Begin MATERIAL PROVIDED

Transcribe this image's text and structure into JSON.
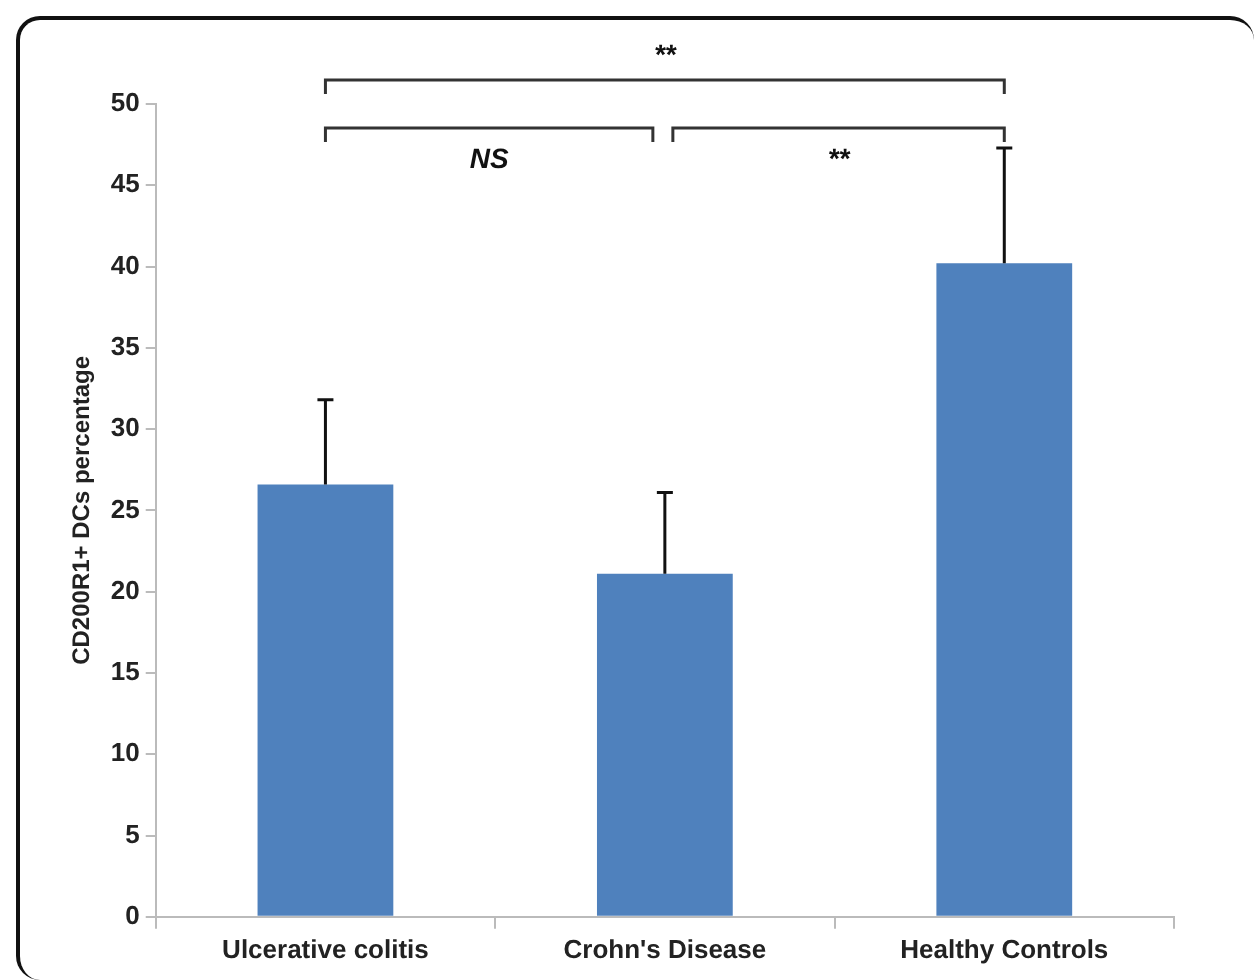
{
  "chart_data": {
    "type": "bar",
    "ylabel": "CD200R1+ DCs percentage",
    "categories": [
      "Ulcerative colitis",
      "Crohn's Disease",
      "Healthy Controls"
    ],
    "values": [
      26.6,
      21.1,
      40.2
    ],
    "color": "#4f81bd",
    "errors": [
      [
        26.6,
        31.8
      ],
      [
        21.1,
        26.1
      ],
      [
        40.2,
        47.3
      ]
    ],
    "ylim": [
      0,
      50
    ],
    "yticks": [
      0,
      5,
      10,
      15,
      20,
      25,
      30,
      35,
      40,
      45,
      50
    ],
    "annotations": [
      "**",
      "NS",
      "**"
    ]
  }
}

End MATERIAL PROVIDED

● REQUIRED TASK
Except for the pictures, give all the material above again verbatim.

● FULL ANSWER
Transcribe this image's text and structure into JSON.
{
  "chart_data": {
    "type": "bar",
    "ylabel": "CD200R1+ DCs percentage",
    "categories": [
      "Ulcerative colitis",
      "Crohn's Disease",
      "Healthy Controls"
    ],
    "values": [
      26.6,
      21.1,
      40.2
    ],
    "color": "#4f81bd",
    "errors": [
      [
        26.6,
        31.8
      ],
      [
        21.1,
        26.1
      ],
      [
        40.2,
        47.3
      ]
    ],
    "ylim": [
      0,
      50
    ],
    "yticks": [
      0,
      5,
      10,
      15,
      20,
      25,
      30,
      35,
      40,
      45,
      50
    ],
    "annotations": [
      "**",
      "NS",
      "**"
    ]
  }
}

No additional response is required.